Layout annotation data
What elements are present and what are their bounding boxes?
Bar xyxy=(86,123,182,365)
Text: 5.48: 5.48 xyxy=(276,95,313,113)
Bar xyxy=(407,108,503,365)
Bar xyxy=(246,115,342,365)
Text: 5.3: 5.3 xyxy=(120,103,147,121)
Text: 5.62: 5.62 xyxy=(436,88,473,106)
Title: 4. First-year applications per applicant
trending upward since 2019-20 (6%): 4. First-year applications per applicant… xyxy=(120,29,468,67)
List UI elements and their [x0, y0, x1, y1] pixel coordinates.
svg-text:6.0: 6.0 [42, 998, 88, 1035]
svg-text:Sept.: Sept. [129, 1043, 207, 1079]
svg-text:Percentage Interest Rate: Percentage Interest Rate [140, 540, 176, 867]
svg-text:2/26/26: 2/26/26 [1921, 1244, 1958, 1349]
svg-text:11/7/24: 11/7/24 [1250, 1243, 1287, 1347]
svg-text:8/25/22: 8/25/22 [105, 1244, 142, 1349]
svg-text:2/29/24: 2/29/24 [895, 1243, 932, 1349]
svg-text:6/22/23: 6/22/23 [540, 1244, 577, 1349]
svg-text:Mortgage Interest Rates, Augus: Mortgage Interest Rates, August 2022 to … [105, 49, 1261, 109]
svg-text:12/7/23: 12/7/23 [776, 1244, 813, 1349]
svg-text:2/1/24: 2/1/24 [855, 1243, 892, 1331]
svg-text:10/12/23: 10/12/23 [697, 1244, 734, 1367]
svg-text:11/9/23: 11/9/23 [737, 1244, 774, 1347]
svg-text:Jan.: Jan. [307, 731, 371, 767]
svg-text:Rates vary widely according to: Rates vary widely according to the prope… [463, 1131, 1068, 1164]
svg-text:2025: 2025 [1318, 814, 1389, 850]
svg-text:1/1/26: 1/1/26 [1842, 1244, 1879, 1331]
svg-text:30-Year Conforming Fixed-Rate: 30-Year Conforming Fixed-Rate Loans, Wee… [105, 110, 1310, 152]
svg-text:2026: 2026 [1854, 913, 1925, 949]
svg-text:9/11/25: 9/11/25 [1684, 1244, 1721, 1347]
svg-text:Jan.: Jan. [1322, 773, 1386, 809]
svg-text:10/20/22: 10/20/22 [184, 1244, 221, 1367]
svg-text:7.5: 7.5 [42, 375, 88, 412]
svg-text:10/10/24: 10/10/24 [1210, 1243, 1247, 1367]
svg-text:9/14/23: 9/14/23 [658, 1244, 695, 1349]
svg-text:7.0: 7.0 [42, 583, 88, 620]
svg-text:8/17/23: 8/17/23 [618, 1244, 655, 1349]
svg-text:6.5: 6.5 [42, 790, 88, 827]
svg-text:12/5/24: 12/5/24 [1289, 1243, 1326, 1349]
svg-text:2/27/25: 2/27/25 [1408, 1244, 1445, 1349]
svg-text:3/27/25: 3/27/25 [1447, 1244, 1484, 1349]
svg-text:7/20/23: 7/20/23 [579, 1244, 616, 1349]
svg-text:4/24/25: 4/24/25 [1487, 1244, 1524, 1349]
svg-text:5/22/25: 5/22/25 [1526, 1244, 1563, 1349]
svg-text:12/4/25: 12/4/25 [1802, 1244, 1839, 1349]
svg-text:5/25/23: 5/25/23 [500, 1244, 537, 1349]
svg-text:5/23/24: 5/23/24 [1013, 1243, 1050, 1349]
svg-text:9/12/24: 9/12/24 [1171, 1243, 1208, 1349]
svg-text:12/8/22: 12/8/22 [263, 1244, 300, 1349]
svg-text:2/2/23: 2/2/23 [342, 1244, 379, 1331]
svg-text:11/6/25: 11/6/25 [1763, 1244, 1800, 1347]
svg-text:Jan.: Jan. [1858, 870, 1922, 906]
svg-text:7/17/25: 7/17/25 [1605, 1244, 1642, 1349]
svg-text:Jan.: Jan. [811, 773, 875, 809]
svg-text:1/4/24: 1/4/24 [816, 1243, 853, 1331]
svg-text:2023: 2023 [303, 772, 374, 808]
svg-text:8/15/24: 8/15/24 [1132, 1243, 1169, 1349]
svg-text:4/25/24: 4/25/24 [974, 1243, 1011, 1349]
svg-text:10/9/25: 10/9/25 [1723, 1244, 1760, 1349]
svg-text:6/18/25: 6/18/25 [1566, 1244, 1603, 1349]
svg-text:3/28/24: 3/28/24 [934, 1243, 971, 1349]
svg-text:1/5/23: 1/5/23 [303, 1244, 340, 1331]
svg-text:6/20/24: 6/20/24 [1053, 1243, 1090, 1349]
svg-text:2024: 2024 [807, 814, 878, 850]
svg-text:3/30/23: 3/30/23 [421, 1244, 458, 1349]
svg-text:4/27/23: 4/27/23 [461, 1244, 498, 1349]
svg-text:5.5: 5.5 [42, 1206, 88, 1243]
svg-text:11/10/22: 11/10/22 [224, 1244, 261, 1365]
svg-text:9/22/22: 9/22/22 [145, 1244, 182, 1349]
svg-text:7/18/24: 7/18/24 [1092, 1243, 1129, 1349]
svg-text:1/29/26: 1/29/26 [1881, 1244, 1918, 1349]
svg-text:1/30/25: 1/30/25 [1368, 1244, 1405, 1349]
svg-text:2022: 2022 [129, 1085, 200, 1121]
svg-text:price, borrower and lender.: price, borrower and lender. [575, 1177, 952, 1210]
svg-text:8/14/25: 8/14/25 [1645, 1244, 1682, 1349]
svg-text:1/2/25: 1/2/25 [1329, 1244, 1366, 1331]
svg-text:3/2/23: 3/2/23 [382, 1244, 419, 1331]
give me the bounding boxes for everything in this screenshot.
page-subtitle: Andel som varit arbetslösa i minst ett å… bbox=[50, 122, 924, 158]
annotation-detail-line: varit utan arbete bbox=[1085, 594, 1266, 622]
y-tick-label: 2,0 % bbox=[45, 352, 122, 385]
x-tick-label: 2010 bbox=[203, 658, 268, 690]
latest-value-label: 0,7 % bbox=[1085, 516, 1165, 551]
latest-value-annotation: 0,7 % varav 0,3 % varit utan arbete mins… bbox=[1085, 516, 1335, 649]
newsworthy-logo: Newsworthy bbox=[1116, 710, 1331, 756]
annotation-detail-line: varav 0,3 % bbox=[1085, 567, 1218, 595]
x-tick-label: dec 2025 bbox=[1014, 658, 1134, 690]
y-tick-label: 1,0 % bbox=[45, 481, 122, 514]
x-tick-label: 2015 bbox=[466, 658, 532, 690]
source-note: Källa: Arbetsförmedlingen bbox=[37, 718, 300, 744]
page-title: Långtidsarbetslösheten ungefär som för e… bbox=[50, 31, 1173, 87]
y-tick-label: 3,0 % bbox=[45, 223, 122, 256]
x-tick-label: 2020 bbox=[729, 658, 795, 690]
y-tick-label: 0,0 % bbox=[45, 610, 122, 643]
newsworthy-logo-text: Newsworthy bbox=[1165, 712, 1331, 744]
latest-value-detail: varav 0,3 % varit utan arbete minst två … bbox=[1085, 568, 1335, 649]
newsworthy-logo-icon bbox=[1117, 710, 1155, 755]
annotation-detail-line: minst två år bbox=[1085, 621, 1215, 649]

◆ **TASK STATEMENT**
Copy the material exactly, from its first line through the line containing "svg-text:Mortgage Interest Rates, Augus: Mortgage".

◆ **FULL ANSWER**
What elements are present and what are their bounding boxes?
Bar xyxy=(86,123,182,365)
Text: 5.48: 5.48 xyxy=(276,95,313,113)
Bar xyxy=(407,108,503,365)
Bar xyxy=(246,115,342,365)
Text: 5.3: 5.3 xyxy=(120,103,147,121)
Text: 5.62: 5.62 xyxy=(436,88,473,106)
Title: 4. First-year applications per applicant
trending upward since 2019-20 (6%): 4. First-year applications per applicant… xyxy=(120,29,468,67)
List UI elements and their [x0, y0, x1, y1] pixel coordinates.
svg-text:6.0: 6.0 [42, 998, 88, 1035]
svg-text:Sept.: Sept. [129, 1043, 207, 1079]
svg-text:Percentage Interest Rate: Percentage Interest Rate [140, 540, 176, 867]
svg-text:2/26/26: 2/26/26 [1921, 1244, 1958, 1349]
svg-text:11/7/24: 11/7/24 [1250, 1243, 1287, 1347]
svg-text:8/25/22: 8/25/22 [105, 1244, 142, 1349]
svg-text:2/29/24: 2/29/24 [895, 1243, 932, 1349]
svg-text:6/22/23: 6/22/23 [540, 1244, 577, 1349]
svg-text:Mortgage Interest Rates, Augus: Mortgage Interest Rates, August 2022 to … [105, 49, 1261, 109]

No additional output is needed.